» TASK INPUT
========================================================================
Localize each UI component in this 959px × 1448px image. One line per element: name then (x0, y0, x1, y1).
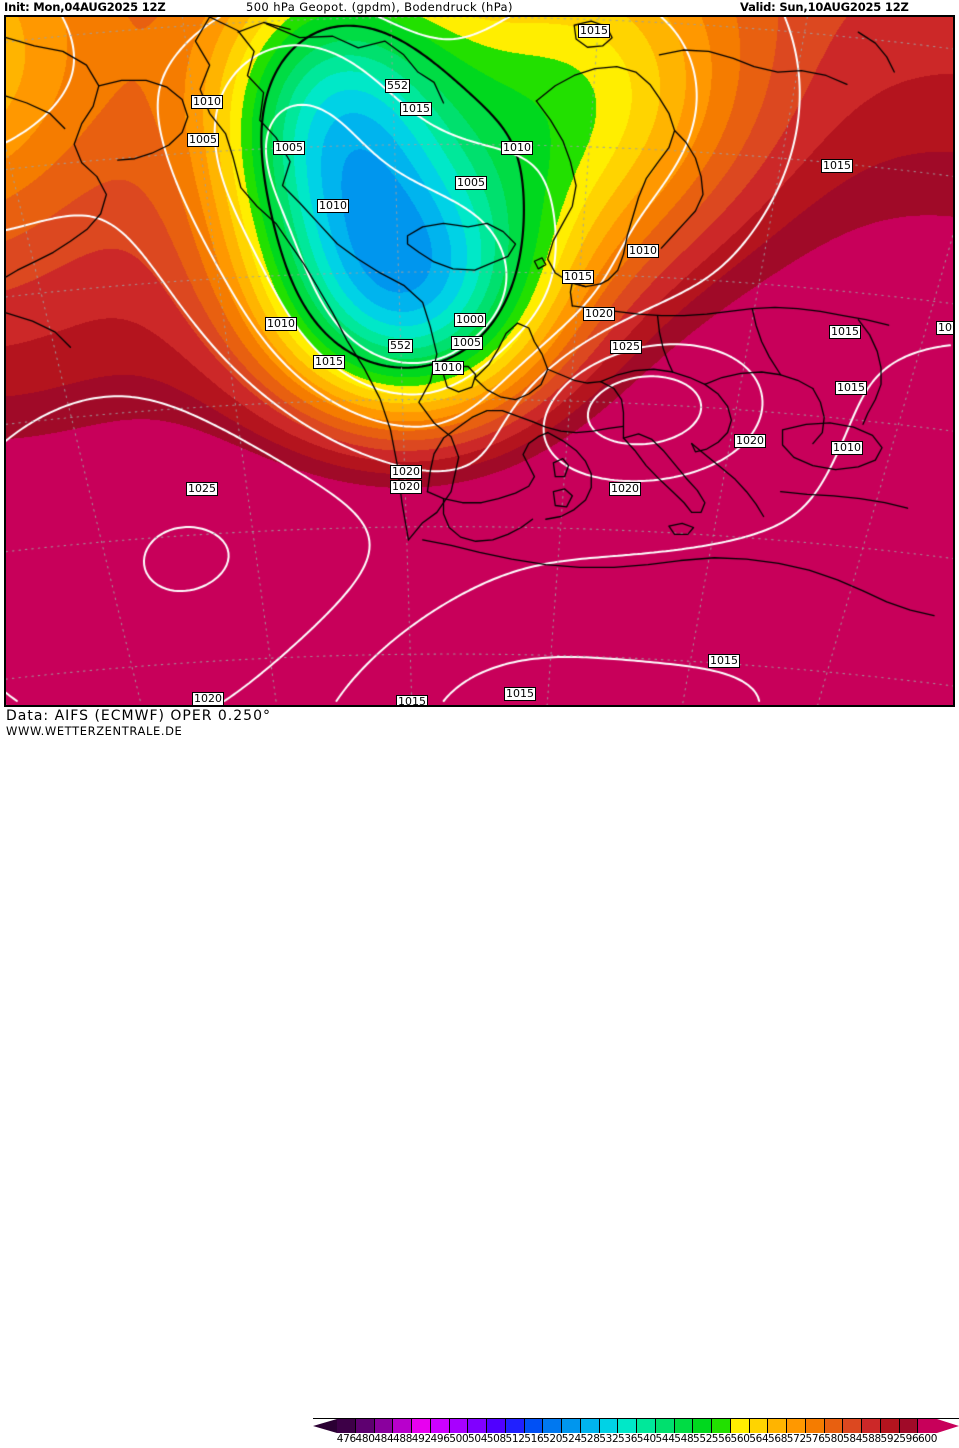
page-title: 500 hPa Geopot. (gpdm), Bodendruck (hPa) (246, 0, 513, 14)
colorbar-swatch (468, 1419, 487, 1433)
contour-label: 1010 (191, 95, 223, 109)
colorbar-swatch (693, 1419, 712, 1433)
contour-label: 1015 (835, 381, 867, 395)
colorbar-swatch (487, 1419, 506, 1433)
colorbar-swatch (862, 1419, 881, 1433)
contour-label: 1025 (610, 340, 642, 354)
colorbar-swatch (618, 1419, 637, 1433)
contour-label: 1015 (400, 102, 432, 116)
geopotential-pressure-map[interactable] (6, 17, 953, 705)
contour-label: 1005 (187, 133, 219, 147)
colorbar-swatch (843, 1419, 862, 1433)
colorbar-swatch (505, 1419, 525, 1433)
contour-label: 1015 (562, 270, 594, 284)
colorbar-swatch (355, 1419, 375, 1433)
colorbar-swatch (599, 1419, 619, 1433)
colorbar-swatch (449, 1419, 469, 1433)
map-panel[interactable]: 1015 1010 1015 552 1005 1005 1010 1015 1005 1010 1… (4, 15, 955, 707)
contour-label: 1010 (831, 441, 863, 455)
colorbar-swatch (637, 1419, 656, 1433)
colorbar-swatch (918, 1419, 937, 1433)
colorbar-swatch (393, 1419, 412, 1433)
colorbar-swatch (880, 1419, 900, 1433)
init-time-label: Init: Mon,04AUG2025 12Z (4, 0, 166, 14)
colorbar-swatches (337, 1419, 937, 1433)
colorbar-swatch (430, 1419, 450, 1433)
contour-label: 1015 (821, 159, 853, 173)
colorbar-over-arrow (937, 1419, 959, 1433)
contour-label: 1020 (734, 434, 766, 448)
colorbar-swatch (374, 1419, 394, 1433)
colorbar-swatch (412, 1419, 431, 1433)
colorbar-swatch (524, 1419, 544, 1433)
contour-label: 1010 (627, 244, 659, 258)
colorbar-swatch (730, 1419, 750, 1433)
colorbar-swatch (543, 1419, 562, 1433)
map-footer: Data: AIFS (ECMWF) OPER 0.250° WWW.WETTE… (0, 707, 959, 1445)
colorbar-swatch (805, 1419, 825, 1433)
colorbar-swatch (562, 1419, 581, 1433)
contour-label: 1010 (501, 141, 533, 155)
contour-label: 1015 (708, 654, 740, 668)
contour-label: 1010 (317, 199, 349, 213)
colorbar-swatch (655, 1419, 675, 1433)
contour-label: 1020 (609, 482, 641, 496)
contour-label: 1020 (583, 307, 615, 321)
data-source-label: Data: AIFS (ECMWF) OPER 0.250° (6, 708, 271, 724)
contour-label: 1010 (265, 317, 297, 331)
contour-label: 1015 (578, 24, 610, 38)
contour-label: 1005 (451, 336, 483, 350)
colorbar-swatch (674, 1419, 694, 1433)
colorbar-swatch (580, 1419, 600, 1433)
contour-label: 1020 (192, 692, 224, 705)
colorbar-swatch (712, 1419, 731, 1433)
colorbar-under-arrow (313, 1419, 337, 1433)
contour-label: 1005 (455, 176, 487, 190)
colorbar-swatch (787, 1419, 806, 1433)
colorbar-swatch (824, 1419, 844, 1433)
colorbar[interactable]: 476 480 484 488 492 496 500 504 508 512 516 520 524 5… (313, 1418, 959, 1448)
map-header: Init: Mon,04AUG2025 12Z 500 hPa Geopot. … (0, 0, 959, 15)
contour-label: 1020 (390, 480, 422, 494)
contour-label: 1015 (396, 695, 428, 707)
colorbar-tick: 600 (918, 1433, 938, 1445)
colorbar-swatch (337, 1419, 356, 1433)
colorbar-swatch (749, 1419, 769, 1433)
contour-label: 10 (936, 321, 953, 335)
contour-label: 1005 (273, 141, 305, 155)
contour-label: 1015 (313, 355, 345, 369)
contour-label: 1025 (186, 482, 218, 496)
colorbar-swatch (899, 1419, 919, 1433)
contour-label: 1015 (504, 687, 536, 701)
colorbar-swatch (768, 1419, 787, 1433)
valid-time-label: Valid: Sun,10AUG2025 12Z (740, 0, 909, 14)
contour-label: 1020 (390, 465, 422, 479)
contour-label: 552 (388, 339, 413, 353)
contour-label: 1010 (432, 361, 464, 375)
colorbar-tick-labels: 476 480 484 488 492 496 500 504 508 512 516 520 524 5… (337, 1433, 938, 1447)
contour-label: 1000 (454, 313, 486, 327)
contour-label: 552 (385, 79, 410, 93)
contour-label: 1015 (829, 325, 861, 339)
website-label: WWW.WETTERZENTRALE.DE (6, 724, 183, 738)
========================================================================
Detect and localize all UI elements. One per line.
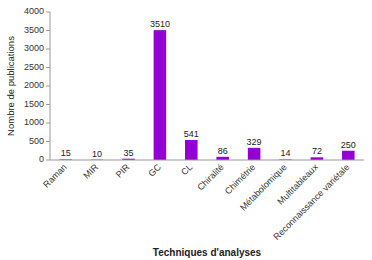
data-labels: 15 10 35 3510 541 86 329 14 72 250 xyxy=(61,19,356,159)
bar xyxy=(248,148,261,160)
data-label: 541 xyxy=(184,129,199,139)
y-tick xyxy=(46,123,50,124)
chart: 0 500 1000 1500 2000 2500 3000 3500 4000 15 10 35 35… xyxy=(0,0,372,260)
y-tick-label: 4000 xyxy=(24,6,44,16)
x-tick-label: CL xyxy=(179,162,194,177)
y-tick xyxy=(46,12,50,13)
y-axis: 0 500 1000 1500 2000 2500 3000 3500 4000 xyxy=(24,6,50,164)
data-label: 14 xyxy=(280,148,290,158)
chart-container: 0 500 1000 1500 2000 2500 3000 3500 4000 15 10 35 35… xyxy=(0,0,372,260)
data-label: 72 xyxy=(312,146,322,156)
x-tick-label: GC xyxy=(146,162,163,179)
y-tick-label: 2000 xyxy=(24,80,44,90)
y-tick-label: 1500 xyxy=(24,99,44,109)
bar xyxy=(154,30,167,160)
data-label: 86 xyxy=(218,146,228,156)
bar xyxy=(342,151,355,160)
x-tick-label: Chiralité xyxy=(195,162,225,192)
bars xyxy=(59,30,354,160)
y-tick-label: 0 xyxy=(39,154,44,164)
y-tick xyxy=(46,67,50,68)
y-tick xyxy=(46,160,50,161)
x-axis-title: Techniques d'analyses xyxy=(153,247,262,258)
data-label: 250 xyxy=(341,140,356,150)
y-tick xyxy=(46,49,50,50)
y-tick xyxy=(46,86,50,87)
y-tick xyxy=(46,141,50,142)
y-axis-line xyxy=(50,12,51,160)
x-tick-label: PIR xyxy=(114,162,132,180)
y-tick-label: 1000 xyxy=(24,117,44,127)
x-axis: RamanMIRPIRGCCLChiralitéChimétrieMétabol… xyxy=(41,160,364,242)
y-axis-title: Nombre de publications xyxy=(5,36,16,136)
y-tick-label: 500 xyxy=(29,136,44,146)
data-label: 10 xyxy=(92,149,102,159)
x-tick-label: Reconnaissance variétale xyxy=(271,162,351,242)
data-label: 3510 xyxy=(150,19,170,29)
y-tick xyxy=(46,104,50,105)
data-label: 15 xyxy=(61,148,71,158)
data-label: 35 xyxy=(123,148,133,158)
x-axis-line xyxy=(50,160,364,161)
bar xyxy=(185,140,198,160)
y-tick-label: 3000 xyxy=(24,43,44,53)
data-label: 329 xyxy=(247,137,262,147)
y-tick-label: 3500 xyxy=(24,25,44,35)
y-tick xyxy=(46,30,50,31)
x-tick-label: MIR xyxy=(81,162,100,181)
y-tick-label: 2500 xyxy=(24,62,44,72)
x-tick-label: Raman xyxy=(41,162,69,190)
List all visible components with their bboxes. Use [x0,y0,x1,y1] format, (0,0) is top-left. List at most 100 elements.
========================================================================
» GIVEN INSTRUCTION
Please start at the line containing "page-title: 500 hPa" and stop after the line containing "colorbar-swatch (524, 1419, 544, 1433)", reproducing only those lines of the material with "contour-label" changed to "isobar-label" and everything else left the same.

» RIGHT ANSWER
page-title: 500 hPa Geopot. (gpdm), Bodendruck (hPa) (246, 0, 513, 14)
colorbar-swatch (468, 1419, 487, 1433)
isobar-label: 1010 (191, 95, 223, 109)
colorbar-swatch (693, 1419, 712, 1433)
isobar-label: 1015 (835, 381, 867, 395)
colorbar-swatch (487, 1419, 506, 1433)
colorbar-swatch (862, 1419, 881, 1433)
isobar-label: 1025 (610, 340, 642, 354)
colorbar-swatch (618, 1419, 637, 1433)
isobar-label: 1015 (400, 102, 432, 116)
geopotential-pressure-map[interactable] (6, 17, 953, 705)
isobar-label: 1005 (187, 133, 219, 147)
colorbar-swatch (843, 1419, 862, 1433)
colorbar-swatch (505, 1419, 525, 1433)
isobar-label: 1015 (562, 270, 594, 284)
colorbar-swatch (355, 1419, 375, 1433)
colorbar-swatch (599, 1419, 619, 1433)
colorbar-swatch (449, 1419, 469, 1433)
map-panel[interactable]: 1015 1010 1015 552 1005 1005 1010 1015 1005 1010 1… (4, 15, 955, 707)
isobar-label: 1010 (831, 441, 863, 455)
colorbar-swatch (637, 1419, 656, 1433)
colorbar-swatch (918, 1419, 937, 1433)
colorbar-swatch (393, 1419, 412, 1433)
colorbar-swatch (880, 1419, 900, 1433)
init-time-label: Init: Mon,04AUG2025 12Z (4, 0, 166, 14)
colorbar-swatches (337, 1419, 937, 1433)
colorbar-swatch (430, 1419, 450, 1433)
isobar-label: 1015 (821, 159, 853, 173)
colorbar-over-arrow (937, 1419, 959, 1433)
isobar-label: 1020 (734, 434, 766, 448)
colorbar-swatch (374, 1419, 394, 1433)
colorbar-swatch (412, 1419, 431, 1433)
colorbar-swatch (524, 1419, 544, 1433)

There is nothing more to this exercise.